Take each line containing "value" and report it exactly as written.

**Data excerpts:**
++++++++++++++++++++

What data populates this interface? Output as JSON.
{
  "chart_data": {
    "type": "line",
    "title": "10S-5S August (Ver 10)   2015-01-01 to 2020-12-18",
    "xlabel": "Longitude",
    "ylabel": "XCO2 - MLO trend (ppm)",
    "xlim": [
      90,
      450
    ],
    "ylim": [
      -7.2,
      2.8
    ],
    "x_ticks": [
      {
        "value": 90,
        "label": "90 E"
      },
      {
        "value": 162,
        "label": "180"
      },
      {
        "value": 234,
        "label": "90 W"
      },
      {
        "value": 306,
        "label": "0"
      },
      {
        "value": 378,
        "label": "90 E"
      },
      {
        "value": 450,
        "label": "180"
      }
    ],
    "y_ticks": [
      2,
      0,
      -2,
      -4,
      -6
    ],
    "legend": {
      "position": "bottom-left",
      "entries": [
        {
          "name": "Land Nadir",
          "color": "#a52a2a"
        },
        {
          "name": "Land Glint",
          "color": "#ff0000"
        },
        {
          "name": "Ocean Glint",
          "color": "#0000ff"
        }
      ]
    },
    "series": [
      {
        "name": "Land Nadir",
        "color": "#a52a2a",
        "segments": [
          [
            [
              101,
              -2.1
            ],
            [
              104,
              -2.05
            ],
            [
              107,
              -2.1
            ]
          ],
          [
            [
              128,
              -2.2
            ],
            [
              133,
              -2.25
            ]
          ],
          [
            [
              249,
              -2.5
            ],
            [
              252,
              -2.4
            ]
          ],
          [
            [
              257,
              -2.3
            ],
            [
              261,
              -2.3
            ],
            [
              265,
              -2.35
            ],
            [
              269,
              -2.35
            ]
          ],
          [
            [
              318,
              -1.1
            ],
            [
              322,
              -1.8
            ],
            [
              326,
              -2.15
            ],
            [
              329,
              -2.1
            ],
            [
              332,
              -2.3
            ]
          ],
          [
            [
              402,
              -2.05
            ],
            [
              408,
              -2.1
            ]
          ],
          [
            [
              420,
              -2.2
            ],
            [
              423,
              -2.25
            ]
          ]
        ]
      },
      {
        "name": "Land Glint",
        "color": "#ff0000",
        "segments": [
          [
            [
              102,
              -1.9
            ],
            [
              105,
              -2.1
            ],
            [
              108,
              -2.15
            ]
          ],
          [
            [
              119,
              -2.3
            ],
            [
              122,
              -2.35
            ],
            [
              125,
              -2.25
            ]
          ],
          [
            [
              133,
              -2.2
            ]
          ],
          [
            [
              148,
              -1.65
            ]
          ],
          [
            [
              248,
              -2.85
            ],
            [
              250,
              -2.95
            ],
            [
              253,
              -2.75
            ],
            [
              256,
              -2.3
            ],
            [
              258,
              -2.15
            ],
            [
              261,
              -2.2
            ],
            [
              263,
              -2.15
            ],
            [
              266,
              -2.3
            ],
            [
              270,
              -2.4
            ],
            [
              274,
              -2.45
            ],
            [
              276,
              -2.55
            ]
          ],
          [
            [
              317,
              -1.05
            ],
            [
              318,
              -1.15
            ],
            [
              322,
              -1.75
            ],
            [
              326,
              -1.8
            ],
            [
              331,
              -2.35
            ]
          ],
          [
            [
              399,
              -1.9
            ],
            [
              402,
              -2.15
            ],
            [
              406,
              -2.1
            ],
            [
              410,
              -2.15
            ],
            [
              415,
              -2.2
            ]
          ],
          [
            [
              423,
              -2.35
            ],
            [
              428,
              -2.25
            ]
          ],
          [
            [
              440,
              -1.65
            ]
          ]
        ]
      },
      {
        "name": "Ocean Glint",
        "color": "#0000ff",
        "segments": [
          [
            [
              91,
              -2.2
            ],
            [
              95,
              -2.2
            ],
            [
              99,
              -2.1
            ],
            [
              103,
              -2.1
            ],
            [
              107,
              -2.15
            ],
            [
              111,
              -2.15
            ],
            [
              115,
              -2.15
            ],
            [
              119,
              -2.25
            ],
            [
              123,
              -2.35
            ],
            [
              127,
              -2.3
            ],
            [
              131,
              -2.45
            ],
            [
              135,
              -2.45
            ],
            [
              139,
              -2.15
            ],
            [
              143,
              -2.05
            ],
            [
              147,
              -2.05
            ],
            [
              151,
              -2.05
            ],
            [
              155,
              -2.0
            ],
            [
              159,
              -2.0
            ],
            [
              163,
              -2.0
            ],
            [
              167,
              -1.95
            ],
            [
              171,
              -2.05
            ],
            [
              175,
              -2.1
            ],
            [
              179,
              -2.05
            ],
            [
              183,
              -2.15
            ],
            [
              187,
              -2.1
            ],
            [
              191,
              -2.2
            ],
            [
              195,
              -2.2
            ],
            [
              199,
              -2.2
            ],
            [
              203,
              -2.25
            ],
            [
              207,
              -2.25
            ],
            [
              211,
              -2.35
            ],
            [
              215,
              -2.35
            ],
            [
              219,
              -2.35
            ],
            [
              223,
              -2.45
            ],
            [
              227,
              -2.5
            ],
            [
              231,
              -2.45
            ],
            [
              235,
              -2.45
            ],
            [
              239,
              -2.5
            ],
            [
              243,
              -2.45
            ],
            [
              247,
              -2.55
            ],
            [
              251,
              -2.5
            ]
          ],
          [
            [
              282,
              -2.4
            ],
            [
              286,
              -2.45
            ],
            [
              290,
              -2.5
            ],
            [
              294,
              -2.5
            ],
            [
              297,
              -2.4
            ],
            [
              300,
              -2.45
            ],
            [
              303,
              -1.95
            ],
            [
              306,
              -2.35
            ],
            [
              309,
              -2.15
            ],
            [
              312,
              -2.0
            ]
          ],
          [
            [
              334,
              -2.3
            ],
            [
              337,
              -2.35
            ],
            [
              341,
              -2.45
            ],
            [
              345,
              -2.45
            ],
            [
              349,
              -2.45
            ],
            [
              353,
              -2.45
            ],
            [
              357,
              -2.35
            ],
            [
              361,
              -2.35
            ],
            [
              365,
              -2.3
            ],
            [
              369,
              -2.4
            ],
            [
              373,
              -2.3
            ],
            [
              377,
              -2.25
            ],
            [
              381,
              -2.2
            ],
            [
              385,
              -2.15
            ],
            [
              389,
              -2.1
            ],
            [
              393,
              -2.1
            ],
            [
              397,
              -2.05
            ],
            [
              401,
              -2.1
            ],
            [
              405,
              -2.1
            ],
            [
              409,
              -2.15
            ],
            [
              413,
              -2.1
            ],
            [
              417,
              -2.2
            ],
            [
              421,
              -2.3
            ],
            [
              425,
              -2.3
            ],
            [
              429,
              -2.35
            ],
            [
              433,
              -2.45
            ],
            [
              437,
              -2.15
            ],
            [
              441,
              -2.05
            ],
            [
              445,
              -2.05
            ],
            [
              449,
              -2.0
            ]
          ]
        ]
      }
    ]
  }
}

++++++++++++++++++++

**Finished answer:**
        "value": 90,
        "value": 162,
        "value": 234,
        "value": 306,
        "value": 378,
        "value": 450,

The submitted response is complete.